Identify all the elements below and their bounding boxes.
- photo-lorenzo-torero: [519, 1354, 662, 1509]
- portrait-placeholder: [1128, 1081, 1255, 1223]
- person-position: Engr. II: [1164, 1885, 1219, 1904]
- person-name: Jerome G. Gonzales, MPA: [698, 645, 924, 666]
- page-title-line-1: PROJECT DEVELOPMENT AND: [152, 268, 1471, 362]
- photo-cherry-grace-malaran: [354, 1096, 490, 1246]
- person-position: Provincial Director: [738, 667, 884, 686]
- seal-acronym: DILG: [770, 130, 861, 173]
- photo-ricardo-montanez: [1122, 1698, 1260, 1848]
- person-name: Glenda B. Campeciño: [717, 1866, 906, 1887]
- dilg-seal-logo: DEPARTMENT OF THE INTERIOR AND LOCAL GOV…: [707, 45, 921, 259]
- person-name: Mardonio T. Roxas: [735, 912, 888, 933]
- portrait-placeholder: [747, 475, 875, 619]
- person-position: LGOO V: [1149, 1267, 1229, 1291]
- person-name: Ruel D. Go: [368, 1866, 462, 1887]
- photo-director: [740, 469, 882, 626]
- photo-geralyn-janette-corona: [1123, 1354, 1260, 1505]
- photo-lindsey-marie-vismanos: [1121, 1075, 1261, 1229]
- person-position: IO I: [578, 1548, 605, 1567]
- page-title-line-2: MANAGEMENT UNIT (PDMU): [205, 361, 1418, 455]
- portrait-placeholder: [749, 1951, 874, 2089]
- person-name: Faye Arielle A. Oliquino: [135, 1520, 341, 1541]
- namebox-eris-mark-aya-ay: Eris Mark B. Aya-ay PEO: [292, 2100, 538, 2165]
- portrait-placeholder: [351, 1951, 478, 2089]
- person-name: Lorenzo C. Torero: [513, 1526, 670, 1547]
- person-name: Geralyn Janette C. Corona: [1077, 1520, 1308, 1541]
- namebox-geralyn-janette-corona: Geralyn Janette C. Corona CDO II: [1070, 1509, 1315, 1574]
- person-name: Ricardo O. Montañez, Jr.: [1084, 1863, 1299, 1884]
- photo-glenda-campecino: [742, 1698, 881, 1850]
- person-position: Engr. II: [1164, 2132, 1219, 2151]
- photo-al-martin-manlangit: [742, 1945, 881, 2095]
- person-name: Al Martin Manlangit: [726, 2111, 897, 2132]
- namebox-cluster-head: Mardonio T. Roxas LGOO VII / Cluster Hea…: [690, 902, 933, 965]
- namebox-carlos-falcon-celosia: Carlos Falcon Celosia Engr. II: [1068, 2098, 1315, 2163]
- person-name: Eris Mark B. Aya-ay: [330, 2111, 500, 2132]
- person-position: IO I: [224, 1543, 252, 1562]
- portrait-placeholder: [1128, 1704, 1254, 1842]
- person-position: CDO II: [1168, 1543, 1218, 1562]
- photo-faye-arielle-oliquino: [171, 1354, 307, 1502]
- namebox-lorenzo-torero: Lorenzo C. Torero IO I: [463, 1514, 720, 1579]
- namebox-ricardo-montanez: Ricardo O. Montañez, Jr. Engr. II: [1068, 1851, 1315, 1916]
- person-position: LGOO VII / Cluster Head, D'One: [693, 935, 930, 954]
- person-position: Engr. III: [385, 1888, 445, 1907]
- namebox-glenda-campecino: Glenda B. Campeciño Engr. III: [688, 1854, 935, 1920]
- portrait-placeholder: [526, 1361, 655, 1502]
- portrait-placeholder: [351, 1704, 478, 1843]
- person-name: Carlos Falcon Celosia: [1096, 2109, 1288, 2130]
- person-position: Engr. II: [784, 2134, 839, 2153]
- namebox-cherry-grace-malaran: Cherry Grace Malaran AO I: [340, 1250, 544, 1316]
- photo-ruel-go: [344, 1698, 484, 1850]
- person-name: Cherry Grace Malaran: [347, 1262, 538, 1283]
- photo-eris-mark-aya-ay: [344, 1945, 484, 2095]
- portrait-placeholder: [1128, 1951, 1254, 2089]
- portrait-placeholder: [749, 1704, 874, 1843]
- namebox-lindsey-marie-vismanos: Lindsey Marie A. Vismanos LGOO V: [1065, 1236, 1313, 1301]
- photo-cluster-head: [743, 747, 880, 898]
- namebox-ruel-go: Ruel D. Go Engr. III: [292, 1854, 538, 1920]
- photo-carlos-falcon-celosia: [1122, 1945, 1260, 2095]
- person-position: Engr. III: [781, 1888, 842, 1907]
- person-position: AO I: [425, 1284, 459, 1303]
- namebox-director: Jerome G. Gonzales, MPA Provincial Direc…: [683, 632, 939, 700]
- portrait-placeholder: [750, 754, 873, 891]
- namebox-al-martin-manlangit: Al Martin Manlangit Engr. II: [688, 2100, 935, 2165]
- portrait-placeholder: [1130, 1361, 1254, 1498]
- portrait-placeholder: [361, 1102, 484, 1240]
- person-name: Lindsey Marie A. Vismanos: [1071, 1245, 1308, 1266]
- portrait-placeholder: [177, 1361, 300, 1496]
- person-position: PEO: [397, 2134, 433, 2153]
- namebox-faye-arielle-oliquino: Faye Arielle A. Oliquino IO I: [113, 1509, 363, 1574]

########

> WORK TO BE COMPLETED:
Please render all of the material above as a Markdown table with two columns, Row and Entry, giving each line its own numbered row and leaving out any blank lines.

> RESULT FOR THIS EXERCISE:
| Row | Entry |
|---|---|
| 1 | Identify all the elements below and their bounding boxes. |
| 2 | - photo-lorenzo-torero: [519, 1354, 662, 1509] |
| 3 | - portrait-placeholder: [1128, 1081, 1255, 1223] |
| 4 | - person-position: Engr. II: [1164, 1885, 1219, 1904] |
| 5 | - person-name: Jerome G. Gonzales, MPA: [698, 645, 924, 666] |
| 6 | - page-title-line-1: PROJECT DEVELOPMENT AND: [152, 268, 1471, 362] |
| 7 | - photo-cherry-grace-malaran: [354, 1096, 490, 1246] |
| 8 | - person-position: Provincial Director: [738, 667, 884, 686] |
| 9 | - seal-acronym: DILG: [770, 130, 861, 173] |
| 10 | - photo-ricardo-montanez: [1122, 1698, 1260, 1848] |
| 11 | - person-name: Glenda B. Campeciño: [717, 1866, 906, 1887] |
| 12 | - dilg-seal-logo: DEPARTMENT OF THE INTERIOR AND LOCAL GOV…: [707, 45, 921, 259] |
| 13 | - person-name: Mardonio T. Roxas: [735, 912, 888, 933] |
| 14 | - portrait-placeholder: [747, 475, 875, 619] |
| 15 | - person-position: LGOO V: [1149, 1267, 1229, 1291] |
| 16 | - person-name: Ruel D. Go: [368, 1866, 462, 1887] |
| 17 | - photo-director: [740, 469, 882, 626] |
| 18 | - photo-geralyn-janette-corona: [1123, 1354, 1260, 1505] |
| 19 | - photo-lindsey-marie-vismanos: [1121, 1075, 1261, 1229] |
| 20 | - person-position: IO I: [578, 1548, 605, 1567] |
| 21 | - page-title-line-2: MANAGEMENT UNIT (PDMU): [205, 361, 1418, 455] |
| 22 | - portrait-placeholder: [749, 1951, 874, 2089] |
| 23 | - person-name: Faye Arielle A. Oliquino: [135, 1520, 341, 1541] |
| 24 | - namebox-eris-mark-aya-ay: Eris Mark B. Aya-ay PEO: [292, 2100, 538, 2165] |
| 25 | - portrait-placeholder: [351, 1951, 478, 2089] |
| 26 | - person-name: Lorenzo C. Torero: [513, 1526, 670, 1547] |
| 27 | - person-name: Geralyn Janette C. Corona: [1077, 1520, 1308, 1541] |
| 28 | - namebox-geralyn-janette-corona: Geralyn Janette C. Corona CDO II: [1070, 1509, 1315, 1574] |
| 29 | - person-name: Ricardo O. Montañez, Jr.: [1084, 1863, 1299, 1884] |
| 30 | - photo-glenda-campecino: [742, 1698, 881, 1850] |
| 31 | - person-position: Engr. II: [1164, 2132, 1219, 2151] |
| 32 | - photo-al-martin-manlangit: [742, 1945, 881, 2095] |
| 33 | - person-name: Al Martin Manlangit: [726, 2111, 897, 2132] |
| 34 | - namebox-cluster-head: Mardonio T. Roxas LGOO VII / Cluster Hea…: [690, 902, 933, 965] |
| 35 | - namebox-carlos-falcon-celosia: Carlos Falcon Celosia Engr. II: [1068, 2098, 1315, 2163] |
| 36 | - person-name: Eris Mark B. Aya-ay: [330, 2111, 500, 2132] |
| 37 | - person-position: IO I: [224, 1543, 252, 1562] |
| 38 | - portrait-placeholder: [1128, 1704, 1254, 1842] |
| 39 | - person-position: CDO II: [1168, 1543, 1218, 1562] |
| 40 | - photo-faye-arielle-oliquino: [171, 1354, 307, 1502] |
| 41 | - namebox-lorenzo-torero: Lorenzo C. Torero IO I: [463, 1514, 720, 1579] |
| 42 | - namebox-ricardo-montanez: Ricardo O. Montañez, Jr. Engr. II: [1068, 1851, 1315, 1916] |
| 43 | - person-position: LGOO VII / Cluster Head, D'One: [693, 935, 930, 954] |
| 44 | - person-position: Engr. III: [385, 1888, 445, 1907] |
| 45 | - namebox-glenda-campecino: Glenda B. Campeciño Engr. III: [688, 1854, 935, 1920] |
| 46 | - portrait-placeholder: [526, 1361, 655, 1502] |
| 47 | - portrait-placeholder: [351, 1704, 478, 1843] |
| 48 | - person-name: Carlos Falcon Celosia: [1096, 2109, 1288, 2130] |
| 49 | - person-position: Engr. II: [784, 2134, 839, 2153] |
| 50 | - namebox-cherry-grace-malaran: Cherry Grace Malaran AO I: [340, 1250, 544, 1316] |
| 51 | - photo-ruel-go: [344, 1698, 484, 1850] |
| 52 | - person-name: Cherry Grace Malaran: [347, 1262, 538, 1283] |
| 53 | - photo-eris-mark-aya-ay: [344, 1945, 484, 2095] |
| 54 | - portrait-placeholder: [1128, 1951, 1254, 2089] |
| 55 | - portrait-placeholder: [749, 1704, 874, 1843] |
| 56 | - namebox-lindsey-marie-vismanos: Lindsey Marie A. Vismanos LGOO V: [1065, 1236, 1313, 1301] |
| 57 | - photo-cluster-head: [743, 747, 880, 898] |
| 58 | - namebox-ruel-go: Ruel D. Go Engr. III: [292, 1854, 538, 1920] |
| 59 | - photo-carlos-falcon-celosia: [1122, 1945, 1260, 2095] |
| 60 | - person-position: Engr. III: [781, 1888, 842, 1907] |
| 61 | - person-position: AO I: [425, 1284, 459, 1303] |
| 62 | - namebox-director: Jerome G. Gonzales, MPA Provincial Direc…: [683, 632, 939, 700] |
| 63 | - portrait-placeholder: [750, 754, 873, 891] |
| 64 | - namebox-al-martin-manlangit: Al Martin Manlangit Engr. II: [688, 2100, 935, 2165] |
| 65 | - portrait-placeholder: [1130, 1361, 1254, 1498] |
| 66 | - portrait-placeholder: [361, 1102, 484, 1240] |
| 67 | - person-name: Lindsey Marie A. Vismanos: [1071, 1245, 1308, 1266] |
| 68 | - portrait-placeholder: [177, 1361, 300, 1496] |
| 69 | - person-position: PEO: [397, 2134, 433, 2153] |
| 70 | - namebox-faye-arielle-oliquino: Faye Arielle A. Oliquino IO I: [113, 1509, 363, 1574] |